DATA SECTION
>> begin

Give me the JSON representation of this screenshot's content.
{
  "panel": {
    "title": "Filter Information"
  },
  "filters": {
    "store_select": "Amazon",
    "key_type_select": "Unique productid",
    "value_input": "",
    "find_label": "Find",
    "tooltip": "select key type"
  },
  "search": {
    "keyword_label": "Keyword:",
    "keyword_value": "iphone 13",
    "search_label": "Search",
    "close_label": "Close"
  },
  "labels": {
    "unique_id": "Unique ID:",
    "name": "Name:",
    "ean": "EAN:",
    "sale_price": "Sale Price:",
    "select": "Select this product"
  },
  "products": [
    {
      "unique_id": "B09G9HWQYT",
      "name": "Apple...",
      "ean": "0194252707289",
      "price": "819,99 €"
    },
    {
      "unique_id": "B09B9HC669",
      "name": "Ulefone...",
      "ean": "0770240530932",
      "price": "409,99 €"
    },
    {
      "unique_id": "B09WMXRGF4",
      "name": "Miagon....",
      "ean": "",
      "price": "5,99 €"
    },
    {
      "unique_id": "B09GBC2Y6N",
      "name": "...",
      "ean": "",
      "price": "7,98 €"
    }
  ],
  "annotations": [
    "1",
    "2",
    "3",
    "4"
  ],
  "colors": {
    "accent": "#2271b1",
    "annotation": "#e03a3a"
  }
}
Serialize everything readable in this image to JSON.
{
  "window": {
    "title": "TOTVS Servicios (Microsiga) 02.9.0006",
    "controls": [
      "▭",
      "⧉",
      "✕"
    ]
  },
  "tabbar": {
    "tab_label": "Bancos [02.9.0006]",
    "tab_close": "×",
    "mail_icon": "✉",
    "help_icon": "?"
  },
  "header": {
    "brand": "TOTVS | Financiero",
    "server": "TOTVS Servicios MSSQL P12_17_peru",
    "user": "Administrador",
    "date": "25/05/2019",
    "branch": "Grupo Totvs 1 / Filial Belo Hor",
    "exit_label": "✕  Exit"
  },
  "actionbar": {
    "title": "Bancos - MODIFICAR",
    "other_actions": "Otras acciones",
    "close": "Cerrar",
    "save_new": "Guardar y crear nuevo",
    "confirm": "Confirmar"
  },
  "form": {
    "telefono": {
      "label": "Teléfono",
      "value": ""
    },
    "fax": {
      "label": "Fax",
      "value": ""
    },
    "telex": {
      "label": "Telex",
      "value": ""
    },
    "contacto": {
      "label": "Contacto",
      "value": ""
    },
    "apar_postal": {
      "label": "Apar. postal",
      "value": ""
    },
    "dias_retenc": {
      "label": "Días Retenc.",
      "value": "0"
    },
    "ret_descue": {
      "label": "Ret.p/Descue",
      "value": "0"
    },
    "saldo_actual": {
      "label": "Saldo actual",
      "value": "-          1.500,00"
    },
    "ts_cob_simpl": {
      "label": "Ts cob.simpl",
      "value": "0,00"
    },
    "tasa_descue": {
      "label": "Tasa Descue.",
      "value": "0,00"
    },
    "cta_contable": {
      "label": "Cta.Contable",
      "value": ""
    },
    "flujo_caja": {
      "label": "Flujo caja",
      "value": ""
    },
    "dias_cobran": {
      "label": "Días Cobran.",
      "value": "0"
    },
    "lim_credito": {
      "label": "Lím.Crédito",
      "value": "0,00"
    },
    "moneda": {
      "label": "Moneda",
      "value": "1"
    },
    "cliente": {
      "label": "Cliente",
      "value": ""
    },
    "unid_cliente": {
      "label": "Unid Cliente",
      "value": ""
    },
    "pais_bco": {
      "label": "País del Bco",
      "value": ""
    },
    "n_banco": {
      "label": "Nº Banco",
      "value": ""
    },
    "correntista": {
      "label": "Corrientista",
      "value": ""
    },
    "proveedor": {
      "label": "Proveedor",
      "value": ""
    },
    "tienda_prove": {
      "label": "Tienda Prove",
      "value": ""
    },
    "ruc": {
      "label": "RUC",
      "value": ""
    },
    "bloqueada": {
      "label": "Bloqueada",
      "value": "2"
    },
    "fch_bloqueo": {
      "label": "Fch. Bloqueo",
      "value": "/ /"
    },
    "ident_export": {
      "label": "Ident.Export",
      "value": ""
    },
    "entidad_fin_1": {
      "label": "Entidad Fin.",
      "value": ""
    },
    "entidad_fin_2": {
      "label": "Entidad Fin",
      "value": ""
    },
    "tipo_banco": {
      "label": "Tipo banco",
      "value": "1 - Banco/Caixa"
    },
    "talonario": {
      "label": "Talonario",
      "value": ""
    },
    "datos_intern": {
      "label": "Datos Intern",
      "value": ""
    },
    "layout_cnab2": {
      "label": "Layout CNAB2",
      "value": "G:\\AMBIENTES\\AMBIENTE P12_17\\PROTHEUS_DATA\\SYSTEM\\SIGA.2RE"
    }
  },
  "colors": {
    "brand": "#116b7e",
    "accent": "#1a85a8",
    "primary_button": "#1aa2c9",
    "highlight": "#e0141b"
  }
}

>> end

YOUR INSTRUCTIONS
Repeat the data in its entirety, character for character.

RESULT
Give me the JSON representation of this screenshot's content.
{
  "panel": {
    "title": "Filter Information"
  },
  "filters": {
    "store_select": "Amazon",
    "key_type_select": "Unique productid",
    "value_input": "",
    "find_label": "Find",
    "tooltip": "select key type"
  },
  "search": {
    "keyword_label": "Keyword:",
    "keyword_value": "iphone 13",
    "search_label": "Search",
    "close_label": "Close"
  },
  "labels": {
    "unique_id": "Unique ID:",
    "name": "Name:",
    "ean": "EAN:",
    "sale_price": "Sale Price:",
    "select": "Select this product"
  },
  "products": [
    {
      "unique_id": "B09G9HWQYT",
      "name": "Apple...",
      "ean": "0194252707289",
      "price": "819,99 €"
    },
    {
      "unique_id": "B09B9HC669",
      "name": "Ulefone...",
      "ean": "0770240530932",
      "price": "409,99 €"
    },
    {
      "unique_id": "B09WMXRGF4",
      "name": "Miagon....",
      "ean": "",
      "price": "5,99 €"
    },
    {
      "unique_id": "B09GBC2Y6N",
      "name": "...",
      "ean": "",
      "price": "7,98 €"
    }
  ],
  "annotations": [
    "1",
    "2",
    "3",
    "4"
  ],
  "colors": {
    "accent": "#2271b1",
    "annotation": "#e03a3a"
  }
}
Serialize everything readable in this image to JSON.
{
  "window": {
    "title": "TOTVS Servicios (Microsiga) 02.9.0006",
    "controls": [
      "▭",
      "⧉",
      "✕"
    ]
  },
  "tabbar": {
    "tab_label": "Bancos [02.9.0006]",
    "tab_close": "×",
    "mail_icon": "✉",
    "help_icon": "?"
  },
  "header": {
    "brand": "TOTVS | Financiero",
    "server": "TOTVS Servicios MSSQL P12_17_peru",
    "user": "Administrador",
    "date": "25/05/2019",
    "branch": "Grupo Totvs 1 / Filial Belo Hor",
    "exit_label": "✕  Exit"
  },
  "actionbar": {
    "title": "Bancos - MODIFICAR",
    "other_actions": "Otras acciones",
    "close": "Cerrar",
    "save_new": "Guardar y crear nuevo",
    "confirm": "Confirmar"
  },
  "form": {
    "telefono": {
      "label": "Teléfono",
      "value": ""
    },
    "fax": {
      "label": "Fax",
      "value": ""
    },
    "telex": {
      "label": "Telex",
      "value": ""
    },
    "contacto": {
      "label": "Contacto",
      "value": ""
    },
    "apar_postal": {
      "label": "Apar. postal",
      "value": ""
    },
    "dias_retenc": {
      "label": "Días Retenc.",
      "value": "0"
    },
    "ret_descue": {
      "label": "Ret.p/Descue",
      "value": "0"
    },
    "saldo_actual": {
      "label": "Saldo actual",
      "value": "-          1.500,00"
    },
    "ts_cob_simpl": {
      "label": "Ts cob.simpl",
      "value": "0,00"
    },
    "tasa_descue": {
      "label": "Tasa Descue.",
      "value": "0,00"
    },
    "cta_contable": {
      "label": "Cta.Contable",
      "value": ""
    },
    "flujo_caja": {
      "label": "Flujo caja",
      "value": ""
    },
    "dias_cobran": {
      "label": "Días Cobran.",
      "value": "0"
    },
    "lim_credito": {
      "label": "Lím.Crédito",
      "value": "0,00"
    },
    "moneda": {
      "label": "Moneda",
      "value": "1"
    },
    "cliente": {
      "label": "Cliente",
      "value": ""
    },
    "unid_cliente": {
      "label": "Unid Cliente",
      "value": ""
    },
    "pais_bco": {
      "label": "País del Bco",
      "value": ""
    },
    "n_banco": {
      "label": "Nº Banco",
      "value": ""
    },
    "correntista": {
      "label": "Corrientista",
      "value": ""
    },
    "proveedor": {
      "label": "Proveedor",
      "value": ""
    },
    "tienda_prove": {
      "label": "Tienda Prove",
      "value": ""
    },
    "ruc": {
      "label": "RUC",
      "value": ""
    },
    "bloqueada": {
      "label": "Bloqueada",
      "value": "2"
    },
    "fch_bloqueo": {
      "label": "Fch. Bloqueo",
      "value": "/ /"
    },
    "ident_export": {
      "label": "Ident.Export",
      "value": ""
    },
    "entidad_fin_1": {
      "label": "Entidad Fin.",
      "value": ""
    },
    "entidad_fin_2": {
      "label": "Entidad Fin",
      "value": ""
    },
    "tipo_banco": {
      "label": "Tipo banco",
      "value": "1 - Banco/Caixa"
    },
    "talonario": {
      "label": "Talonario",
      "value": ""
    },
    "datos_intern": {
      "label": "Datos Intern",
      "value": ""
    },
    "layout_cnab2": {
      "label": "Layout CNAB2",
      "value": "G:\\AMBIENTES\\AMBIENTE P12_17\\PROTHEUS_DATA\\SYSTEM\\SIGA.2RE"
    }
  },
  "colors": {
    "brand": "#116b7e",
    "accent": "#1a85a8",
    "primary_button": "#1aa2c9",
    "highlight": "#e0141b"
  }
}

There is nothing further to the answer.